Stated goal
Find the lines holding "وفيه" and copy them.

[Dataset records]
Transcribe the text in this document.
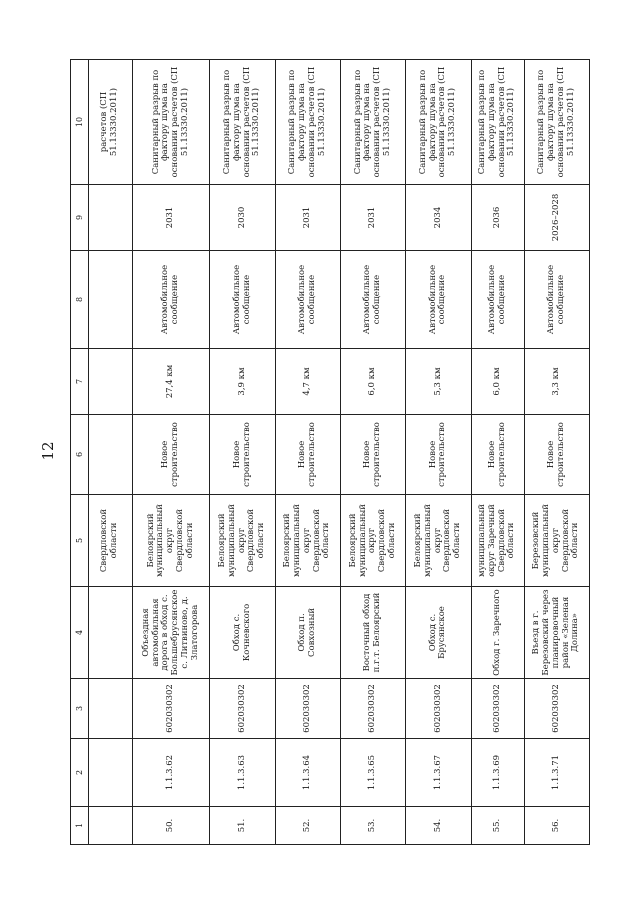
12
1	2	3	4	5	6	7	8	9	10
				Свердловской области					расчетов (СП 51.13330.2011)
50.	1.1.3.62	602030302	Объездная автомобильная дорога в обход с. Большебрусянское с. Литвиново, д. Златогорова	Белоярский муниципальный округ Свердловской области	Новое строительство	27,4 км	Автомобильное сообщение	2031	Санитарный разрыв по фактору шума на основании расчетов (СП 51.13330.2011)
51.	1.1.3.63	602030302	Обход с. Кочневского	Белоярский муниципальный округ Свердловской области	Новое строительство	3,9 км	Автомобильное сообщение	2030	Санитарный разрыв по фактору шума на основании расчетов (СП 51.13330.2011)
52.	1.1.3.64	602030302	Обход п. Совхозный	Белоярский муниципальный округ Свердловской области	Новое строительство	4,7 км	Автомобильное сообщение	2031	Санитарный разрыв по фактору шума на основании расчетов (СП 51.13330.2011)
53.	1.1.3.65	602030302	Восточный обход п.г.т. Белоярский	Белоярский муниципальный округ Свердловской области	Новое строительство	6,0 км	Автомобильное сообщение	2031	Санитарный разрыв по фактору шума на основании расчетов (СП 51.13330.2011)
54.	1.1.3.67	602030302	Обход с. Брусянское	Белоярский муниципальный округ Свердловской области	Новое строительство	5,3 км	Автомобильное сообщение	2034	Санитарный разрыв по фактору шума на основании расчетов (СП 51.13330.2011)
55.	1.1.3.69	602030302	Обход г. Заречного	муниципальный округ Заречный Свердловской области	Новое строительство	6,0 км	Автомобильное сообщение	2036	Санитарный разрыв по фактору шума на основании расчетов (СП 51.13330.2011)
56.	1.1.3.71	602030302	Въезд в г. Березовский через планировочный район «Зеленая Долина»	Березовский муниципальный округ Свердловской области	Новое строительство	3,3 км	Автомобильное сообщение	2026–2028	Санитарный разрыв по фактору шума на основании расчетов (СП 51.13330.2011)
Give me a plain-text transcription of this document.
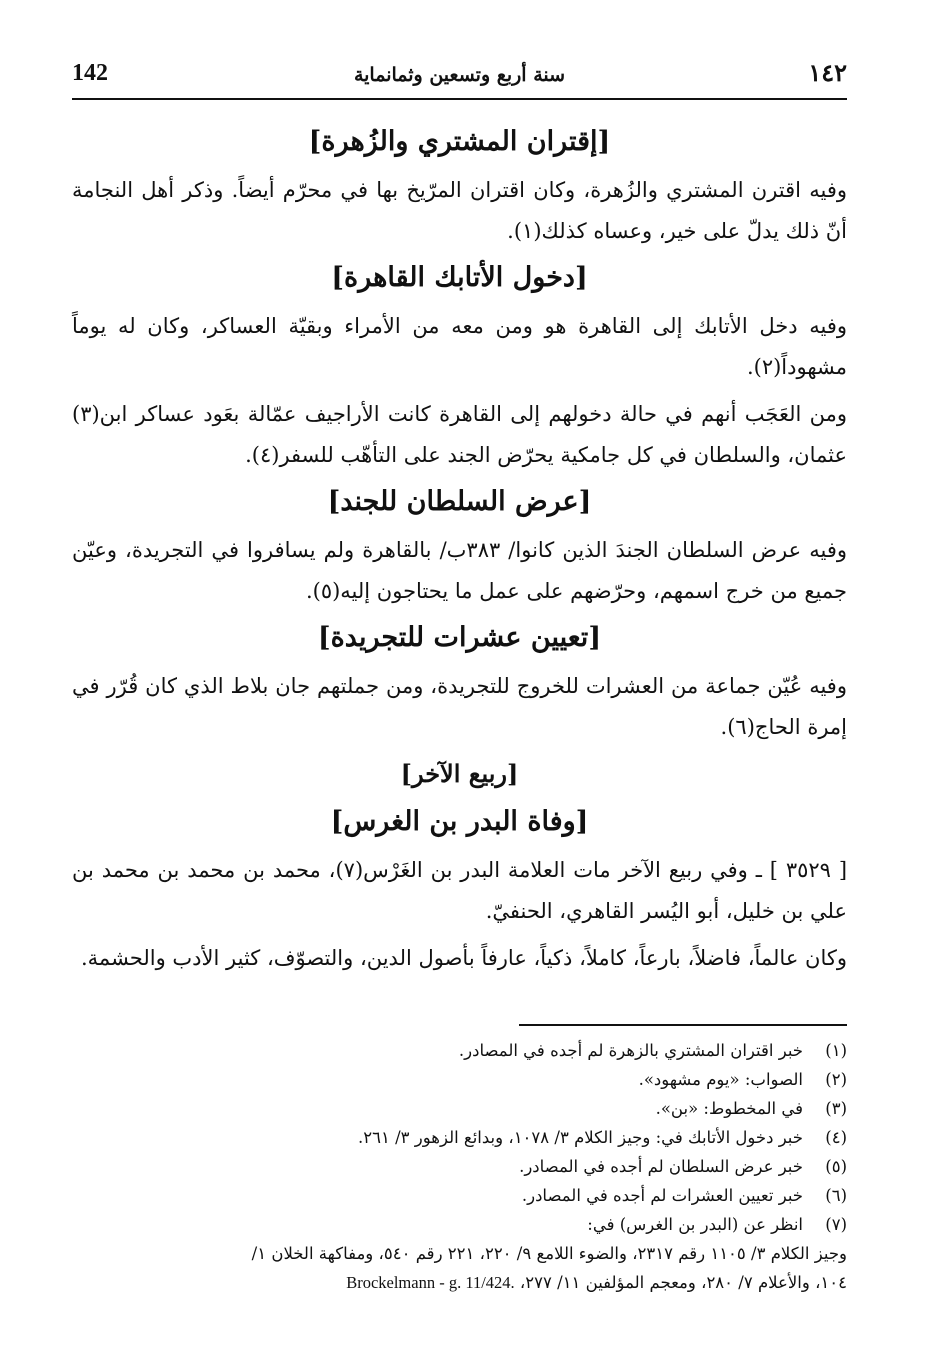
142	سنة أربع وتسعين وثمانماية	١٤٢
[إقتران المشتري والزُهرة]

وفيه اقترن المشتري والزُهرة، وكان اقتران المرّيخ بها في محرّم أيضاً. وذكر أهل النجامة أنّ ذلك يدلّ على خير، وعساه كذلك(١).

[دخول الأتابك القاهرة]

وفيه دخل الأتابك إلى القاهرة هو ومن معه من الأمراء وبقيّة العساكر، وكان له يوماً مشهوداً(٢).

ومن العَجَب أنهم في حالة دخولهم إلى القاهرة كانت الأراجيف عمّالة بعَود عساكر ابن(٣) عثمان، والسلطان في كل جامكية يحرّض الجند على التأهّب للسفر(٤).

[عرض السلطان للجند]

وفيه عرض السلطان الجندَ الذين كانوا/ ٣٨٣ب/ بالقاهرة ولم يسافروا في التجريدة، وعيّن جميع من خرج اسمهم، وحرّضهم على عمل ما يحتاجون إليه(٥).

[تعيين عشرات للتجريدة]

وفيه عُيّن جماعة من العشرات للخروج للتجريدة، ومن جملتهم جان بلاط الذي كان قُرّر في إمرة الحاج(٦).

[ربيع الآخر]
[وفاة البدر بن الغرس]

[ ٣٥٢٩ ] ـ وفي ربيع الآخر مات العلامة البدر بن الغَرْس(٧)، محمد بن محمد بن محمد بن علي بن خليل، أبو اليُسر القاهري، الحنفيّ.

وكان عالماً، فاضلاً، بارعاً، كاملاً، ذكياً، عارفاً بأصول الدين، والتصوّف، كثير الأدب والحشمة.

(١)
خبر اقتران المشتري بالزهرة لم أجده في المصادر.
(٢)
الصواب: «يوم مشهود».
(٣)
في المخطوط: «بن».
(٤)
خبر دخول الأتابك في: وجيز الكلام ٣/ ١٠٧٨، وبدائع الزهور ٣/ ٢٦١.
(٥)
خبر عرض السلطان لم أجده في المصادر.
(٦)
خبر تعيين العشرات لم أجده في المصادر.
(٧)
انظر عن (البدر بن الغرس) في:
وجيز الكلام ٣/ ١١٠٥ رقم ٢٣١٧، والضوء اللامع ٩/ ٢٢٠، ٢٢١ رقم ٥٤٠، ومفاكهة الخلان ١/
١٠٤، والأعلام ٧/ ٢٨٠، ومعجم المؤلفين ١١/ ٢٧٧، Brockelmann - g. 11/424.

Full response
وفيه اقترن المشتري والزُهرة، وكان اقتران المرّيخ بها في محرّم أيضاً. وذكر أهل النجامة أنّ ذلك يدلّ على خير، وعساه كذلك(١).
وفيه دخل الأتابك إلى القاهرة هو ومن معه من الأمراء وبقيّة العساكر، وكان له يوماً مشهوداً(٢).
وفيه عرض السلطان الجندَ الذين كانوا/ ٣٨٣ب/ بالقاهرة ولم يسافروا في التجريدة، وعيّن جميع من خرج اسمهم، وحرّضهم على عمل ما يحتاجون إليه(٥).
وفيه عُيّن جماعة من العشرات للخروج للتجريدة، ومن جملتهم جان بلاط الذي كان قُرّر في إمرة الحاج(٦).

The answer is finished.